▶ [EXERCISE PROMPT]:
Read the records and write them out again exactly.

▶ [MATERIAL SHOWN]:
%%

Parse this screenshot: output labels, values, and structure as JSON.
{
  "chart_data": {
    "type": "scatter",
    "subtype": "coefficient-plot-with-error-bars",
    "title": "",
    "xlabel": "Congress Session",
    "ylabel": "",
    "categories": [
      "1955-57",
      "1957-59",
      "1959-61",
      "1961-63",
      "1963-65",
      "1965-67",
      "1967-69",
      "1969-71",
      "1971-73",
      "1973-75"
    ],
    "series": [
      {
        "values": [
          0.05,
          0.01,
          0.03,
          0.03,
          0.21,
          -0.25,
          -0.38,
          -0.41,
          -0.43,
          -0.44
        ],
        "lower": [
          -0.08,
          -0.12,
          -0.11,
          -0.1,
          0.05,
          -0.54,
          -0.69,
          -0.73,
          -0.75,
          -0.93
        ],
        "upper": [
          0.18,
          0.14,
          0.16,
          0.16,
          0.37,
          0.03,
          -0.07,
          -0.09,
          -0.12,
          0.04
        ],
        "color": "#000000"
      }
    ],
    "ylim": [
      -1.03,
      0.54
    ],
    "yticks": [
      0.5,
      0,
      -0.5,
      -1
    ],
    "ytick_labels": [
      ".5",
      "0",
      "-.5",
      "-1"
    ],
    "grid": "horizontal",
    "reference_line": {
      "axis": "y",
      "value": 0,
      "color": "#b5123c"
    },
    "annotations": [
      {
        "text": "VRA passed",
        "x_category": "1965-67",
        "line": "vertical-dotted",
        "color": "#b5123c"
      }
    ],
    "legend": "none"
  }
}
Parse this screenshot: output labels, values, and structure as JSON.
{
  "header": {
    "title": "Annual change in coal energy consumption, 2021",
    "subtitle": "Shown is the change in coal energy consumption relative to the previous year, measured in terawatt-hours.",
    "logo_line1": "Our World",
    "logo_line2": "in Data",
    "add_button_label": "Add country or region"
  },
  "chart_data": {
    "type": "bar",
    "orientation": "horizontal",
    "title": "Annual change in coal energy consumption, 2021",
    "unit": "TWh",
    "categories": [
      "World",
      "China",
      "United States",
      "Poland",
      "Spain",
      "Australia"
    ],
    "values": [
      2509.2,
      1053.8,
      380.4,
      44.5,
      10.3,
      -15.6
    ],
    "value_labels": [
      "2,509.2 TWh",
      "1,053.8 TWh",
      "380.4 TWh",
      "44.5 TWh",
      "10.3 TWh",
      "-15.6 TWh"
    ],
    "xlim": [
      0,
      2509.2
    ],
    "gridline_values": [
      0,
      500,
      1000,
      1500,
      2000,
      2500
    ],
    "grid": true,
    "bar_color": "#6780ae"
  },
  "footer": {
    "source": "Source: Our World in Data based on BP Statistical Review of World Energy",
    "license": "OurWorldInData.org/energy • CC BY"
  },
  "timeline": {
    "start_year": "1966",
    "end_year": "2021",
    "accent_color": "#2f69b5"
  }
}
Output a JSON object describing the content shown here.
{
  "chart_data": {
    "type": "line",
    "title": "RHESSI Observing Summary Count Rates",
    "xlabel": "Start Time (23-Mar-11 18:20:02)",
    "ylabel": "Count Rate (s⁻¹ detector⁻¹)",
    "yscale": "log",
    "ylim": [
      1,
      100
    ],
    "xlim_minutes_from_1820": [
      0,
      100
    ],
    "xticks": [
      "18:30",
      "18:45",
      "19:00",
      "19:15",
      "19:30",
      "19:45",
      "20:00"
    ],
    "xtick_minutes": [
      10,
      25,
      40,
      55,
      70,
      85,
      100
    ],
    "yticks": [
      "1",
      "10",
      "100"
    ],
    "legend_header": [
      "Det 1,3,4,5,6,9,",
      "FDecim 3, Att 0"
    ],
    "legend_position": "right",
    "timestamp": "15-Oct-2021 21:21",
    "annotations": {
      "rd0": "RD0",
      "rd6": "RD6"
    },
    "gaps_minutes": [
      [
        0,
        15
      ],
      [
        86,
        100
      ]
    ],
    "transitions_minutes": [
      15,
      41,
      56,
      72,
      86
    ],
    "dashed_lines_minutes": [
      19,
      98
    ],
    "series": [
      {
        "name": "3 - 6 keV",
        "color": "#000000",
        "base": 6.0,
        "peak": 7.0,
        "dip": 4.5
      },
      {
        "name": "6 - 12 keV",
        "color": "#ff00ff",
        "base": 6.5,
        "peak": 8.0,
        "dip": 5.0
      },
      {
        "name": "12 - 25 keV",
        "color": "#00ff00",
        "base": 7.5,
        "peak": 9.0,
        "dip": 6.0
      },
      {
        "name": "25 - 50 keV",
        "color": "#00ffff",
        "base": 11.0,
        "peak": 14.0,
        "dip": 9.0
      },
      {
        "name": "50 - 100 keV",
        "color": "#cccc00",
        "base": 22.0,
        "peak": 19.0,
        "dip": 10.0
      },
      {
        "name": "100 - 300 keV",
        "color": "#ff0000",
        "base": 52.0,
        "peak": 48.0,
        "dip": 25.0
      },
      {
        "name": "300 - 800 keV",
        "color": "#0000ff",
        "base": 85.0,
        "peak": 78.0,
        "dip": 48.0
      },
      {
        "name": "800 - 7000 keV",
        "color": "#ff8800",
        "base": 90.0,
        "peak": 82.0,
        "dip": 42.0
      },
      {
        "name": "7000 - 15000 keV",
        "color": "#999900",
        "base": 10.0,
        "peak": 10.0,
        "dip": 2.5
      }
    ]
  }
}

%%

▶ [FINISHED EXERCISE]:
Parse this screenshot: output labels, values, and structure as JSON.
{
  "chart_data": {
    "type": "scatter",
    "subtype": "coefficient-plot-with-error-bars",
    "title": "",
    "xlabel": "Congress Session",
    "ylabel": "",
    "categories": [
      "1955-57",
      "1957-59",
      "1959-61",
      "1961-63",
      "1963-65",
      "1965-67",
      "1967-69",
      "1969-71",
      "1971-73",
      "1973-75"
    ],
    "series": [
      {
        "values": [
          0.05,
          0.01,
          0.03,
          0.03,
          0.21,
          -0.25,
          -0.38,
          -0.41,
          -0.43,
          -0.44
        ],
        "lower": [
          -0.08,
          -0.12,
          -0.11,
          -0.1,
          0.05,
          -0.54,
          -0.69,
          -0.73,
          -0.75,
          -0.93
        ],
        "upper": [
          0.18,
          0.14,
          0.16,
          0.16,
          0.37,
          0.03,
          -0.07,
          -0.09,
          -0.12,
          0.04
        ],
        "color": "#000000"
      }
    ],
    "ylim": [
      -1.03,
      0.54
    ],
    "yticks": [
      0.5,
      0,
      -0.5,
      -1
    ],
    "ytick_labels": [
      ".5",
      "0",
      "-.5",
      "-1"
    ],
    "grid": "horizontal",
    "reference_line": {
      "axis": "y",
      "value": 0,
      "color": "#b5123c"
    },
    "annotations": [
      {
        "text": "VRA passed",
        "x_category": "1965-67",
        "line": "vertical-dotted",
        "color": "#b5123c"
      }
    ],
    "legend": "none"
  }
}
Parse this screenshot: output labels, values, and structure as JSON.
{
  "header": {
    "title": "Annual change in coal energy consumption, 2021",
    "subtitle": "Shown is the change in coal energy consumption relative to the previous year, measured in terawatt-hours.",
    "logo_line1": "Our World",
    "logo_line2": "in Data",
    "add_button_label": "Add country or region"
  },
  "chart_data": {
    "type": "bar",
    "orientation": "horizontal",
    "title": "Annual change in coal energy consumption, 2021",
    "unit": "TWh",
    "categories": [
      "World",
      "China",
      "United States",
      "Poland",
      "Spain",
      "Australia"
    ],
    "values": [
      2509.2,
      1053.8,
      380.4,
      44.5,
      10.3,
      -15.6
    ],
    "value_labels": [
      "2,509.2 TWh",
      "1,053.8 TWh",
      "380.4 TWh",
      "44.5 TWh",
      "10.3 TWh",
      "-15.6 TWh"
    ],
    "xlim": [
      0,
      2509.2
    ],
    "gridline_values": [
      0,
      500,
      1000,
      1500,
      2000,
      2500
    ],
    "grid": true,
    "bar_color": "#6780ae"
  },
  "footer": {
    "source": "Source: Our World in Data based on BP Statistical Review of World Energy",
    "license": "OurWorldInData.org/energy • CC BY"
  },
  "timeline": {
    "start_year": "1966",
    "end_year": "2021",
    "accent_color": "#2f69b5"
  }
}
Output a JSON object describing the content shown here.
{
  "chart_data": {
    "type": "line",
    "title": "RHESSI Observing Summary Count Rates",
    "xlabel": "Start Time (23-Mar-11 18:20:02)",
    "ylabel": "Count Rate (s⁻¹ detector⁻¹)",
    "yscale": "log",
    "ylim": [
      1,
      100
    ],
    "xlim_minutes_from_1820": [
      0,
      100
    ],
    "xticks": [
      "18:30",
      "18:45",
      "19:00",
      "19:15",
      "19:30",
      "19:45",
      "20:00"
    ],
    "xtick_minutes": [
      10,
      25,
      40,
      55,
      70,
      85,
      100
    ],
    "yticks": [
      "1",
      "10",
      "100"
    ],
    "legend_header": [
      "Det 1,3,4,5,6,9,",
      "FDecim 3, Att 0"
    ],
    "legend_position": "right",
    "timestamp": "15-Oct-2021 21:21",
    "annotations": {
      "rd0": "RD0",
      "rd6": "RD6"
    },
    "gaps_minutes": [
      [
        0,
        15
      ],
      [
        86,
        100
      ]
    ],
    "transitions_minutes": [
      15,
      41,
      56,
      72,
      86
    ],
    "dashed_lines_minutes": [
      19,
      98
    ],
    "series": [
      {
        "name": "3 - 6 keV",
        "color": "#000000",
        "base": 6.0,
        "peak": 7.0,
        "dip": 4.5
      },
      {
        "name": "6 - 12 keV",
        "color": "#ff00ff",
        "base": 6.5,
        "peak": 8.0,
        "dip": 5.0
      },
      {
        "name": "12 - 25 keV",
        "color": "#00ff00",
        "base": 7.5,
        "peak": 9.0,
        "dip": 6.0
      },
      {
        "name": "25 - 50 keV",
        "color": "#00ffff",
        "base": 11.0,
        "peak": 14.0,
        "dip": 9.0
      },
      {
        "name": "50 - 100 keV",
        "color": "#cccc00",
        "base": 22.0,
        "peak": 19.0,
        "dip": 10.0
      },
      {
        "name": "100 - 300 keV",
        "color": "#ff0000",
        "base": 52.0,
        "peak": 48.0,
        "dip": 25.0
      },
      {
        "name": "300 - 800 keV",
        "color": "#0000ff",
        "base": 85.0,
        "peak": 78.0,
        "dip": 48.0
      },
      {
        "name": "800 - 7000 keV",
        "color": "#ff8800",
        "base": 90.0,
        "peak": 82.0,
        "dip": 42.0
      },
      {
        "name": "7000 - 15000 keV",
        "color": "#999900",
        "base": 10.0,
        "peak": 10.0,
        "dip": 2.5
      }
    ]
  }
}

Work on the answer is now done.